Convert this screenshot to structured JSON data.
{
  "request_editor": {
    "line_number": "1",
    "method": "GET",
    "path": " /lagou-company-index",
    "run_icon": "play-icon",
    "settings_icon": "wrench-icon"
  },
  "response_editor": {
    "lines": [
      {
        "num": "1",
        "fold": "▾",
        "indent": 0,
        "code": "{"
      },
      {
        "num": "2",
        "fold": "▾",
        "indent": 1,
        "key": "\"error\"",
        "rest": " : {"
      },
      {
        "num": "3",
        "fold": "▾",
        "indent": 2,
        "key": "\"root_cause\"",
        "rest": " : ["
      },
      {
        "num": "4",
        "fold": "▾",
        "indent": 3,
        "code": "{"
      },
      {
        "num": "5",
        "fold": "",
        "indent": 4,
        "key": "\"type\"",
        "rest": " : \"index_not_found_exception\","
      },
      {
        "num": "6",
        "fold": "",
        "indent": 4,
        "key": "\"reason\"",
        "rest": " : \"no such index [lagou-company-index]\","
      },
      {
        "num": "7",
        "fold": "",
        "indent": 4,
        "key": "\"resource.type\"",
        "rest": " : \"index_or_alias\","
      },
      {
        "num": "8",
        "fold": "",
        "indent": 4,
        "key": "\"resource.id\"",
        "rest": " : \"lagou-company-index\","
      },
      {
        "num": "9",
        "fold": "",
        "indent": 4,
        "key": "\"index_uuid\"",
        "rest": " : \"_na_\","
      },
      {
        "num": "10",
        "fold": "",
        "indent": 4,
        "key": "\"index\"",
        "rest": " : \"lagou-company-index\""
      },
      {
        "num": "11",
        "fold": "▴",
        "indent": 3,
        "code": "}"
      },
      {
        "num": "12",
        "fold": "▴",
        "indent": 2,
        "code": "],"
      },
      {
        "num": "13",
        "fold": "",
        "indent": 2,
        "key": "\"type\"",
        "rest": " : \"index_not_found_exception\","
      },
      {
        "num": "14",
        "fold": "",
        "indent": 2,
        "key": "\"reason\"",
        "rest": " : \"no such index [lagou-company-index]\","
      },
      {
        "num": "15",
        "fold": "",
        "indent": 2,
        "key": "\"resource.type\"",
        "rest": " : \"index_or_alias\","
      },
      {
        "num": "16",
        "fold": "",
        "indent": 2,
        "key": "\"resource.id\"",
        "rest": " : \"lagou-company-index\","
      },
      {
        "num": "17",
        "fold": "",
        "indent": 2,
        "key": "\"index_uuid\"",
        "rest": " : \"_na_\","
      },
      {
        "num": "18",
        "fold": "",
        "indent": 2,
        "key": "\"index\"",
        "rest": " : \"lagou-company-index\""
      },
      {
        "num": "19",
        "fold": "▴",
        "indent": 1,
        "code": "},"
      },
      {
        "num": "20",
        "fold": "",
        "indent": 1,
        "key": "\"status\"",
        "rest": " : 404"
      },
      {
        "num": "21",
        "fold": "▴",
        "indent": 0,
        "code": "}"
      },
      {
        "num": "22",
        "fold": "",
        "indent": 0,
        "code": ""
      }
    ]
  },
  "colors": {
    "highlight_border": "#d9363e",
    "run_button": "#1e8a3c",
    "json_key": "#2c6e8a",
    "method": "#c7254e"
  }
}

THE TASK
Transcribe all of the entries without altering anything.

SOLUTION TO THIS EXERCISE
Convert this screenshot to structured JSON data.
{
  "request_editor": {
    "line_number": "1",
    "method": "GET",
    "path": " /lagou-company-index",
    "run_icon": "play-icon",
    "settings_icon": "wrench-icon"
  },
  "response_editor": {
    "lines": [
      {
        "num": "1",
        "fold": "▾",
        "indent": 0,
        "code": "{"
      },
      {
        "num": "2",
        "fold": "▾",
        "indent": 1,
        "key": "\"error\"",
        "rest": " : {"
      },
      {
        "num": "3",
        "fold": "▾",
        "indent": 2,
        "key": "\"root_cause\"",
        "rest": " : ["
      },
      {
        "num": "4",
        "fold": "▾",
        "indent": 3,
        "code": "{"
      },
      {
        "num": "5",
        "fold": "",
        "indent": 4,
        "key": "\"type\"",
        "rest": " : \"index_not_found_exception\","
      },
      {
        "num": "6",
        "fold": "",
        "indent": 4,
        "key": "\"reason\"",
        "rest": " : \"no such index [lagou-company-index]\","
      },
      {
        "num": "7",
        "fold": "",
        "indent": 4,
        "key": "\"resource.type\"",
        "rest": " : \"index_or_alias\","
      },
      {
        "num": "8",
        "fold": "",
        "indent": 4,
        "key": "\"resource.id\"",
        "rest": " : \"lagou-company-index\","
      },
      {
        "num": "9",
        "fold": "",
        "indent": 4,
        "key": "\"index_uuid\"",
        "rest": " : \"_na_\","
      },
      {
        "num": "10",
        "fold": "",
        "indent": 4,
        "key": "\"index\"",
        "rest": " : \"lagou-company-index\""
      },
      {
        "num": "11",
        "fold": "▴",
        "indent": 3,
        "code": "}"
      },
      {
        "num": "12",
        "fold": "▴",
        "indent": 2,
        "code": "],"
      },
      {
        "num": "13",
        "fold": "",
        "indent": 2,
        "key": "\"type\"",
        "rest": " : \"index_not_found_exception\","
      },
      {
        "num": "14",
        "fold": "",
        "indent": 2,
        "key": "\"reason\"",
        "rest": " : \"no such index [lagou-company-index]\","
      },
      {
        "num": "15",
        "fold": "",
        "indent": 2,
        "key": "\"resource.type\"",
        "rest": " : \"index_or_alias\","
      },
      {
        "num": "16",
        "fold": "",
        "indent": 2,
        "key": "\"resource.id\"",
        "rest": " : \"lagou-company-index\","
      },
      {
        "num": "17",
        "fold": "",
        "indent": 2,
        "key": "\"index_uuid\"",
        "rest": " : \"_na_\","
      },
      {
        "num": "18",
        "fold": "",
        "indent": 2,
        "key": "\"index\"",
        "rest": " : \"lagou-company-index\""
      },
      {
        "num": "19",
        "fold": "▴",
        "indent": 1,
        "code": "},"
      },
      {
        "num": "20",
        "fold": "",
        "indent": 1,
        "key": "\"status\"",
        "rest": " : 404"
      },
      {
        "num": "21",
        "fold": "▴",
        "indent": 0,
        "code": "}"
      },
      {
        "num": "22",
        "fold": "",
        "indent": 0,
        "code": ""
      }
    ]
  },
  "colors": {
    "highlight_border": "#d9363e",
    "run_button": "#1e8a3c",
    "json_key": "#2c6e8a",
    "method": "#c7254e"
  }
}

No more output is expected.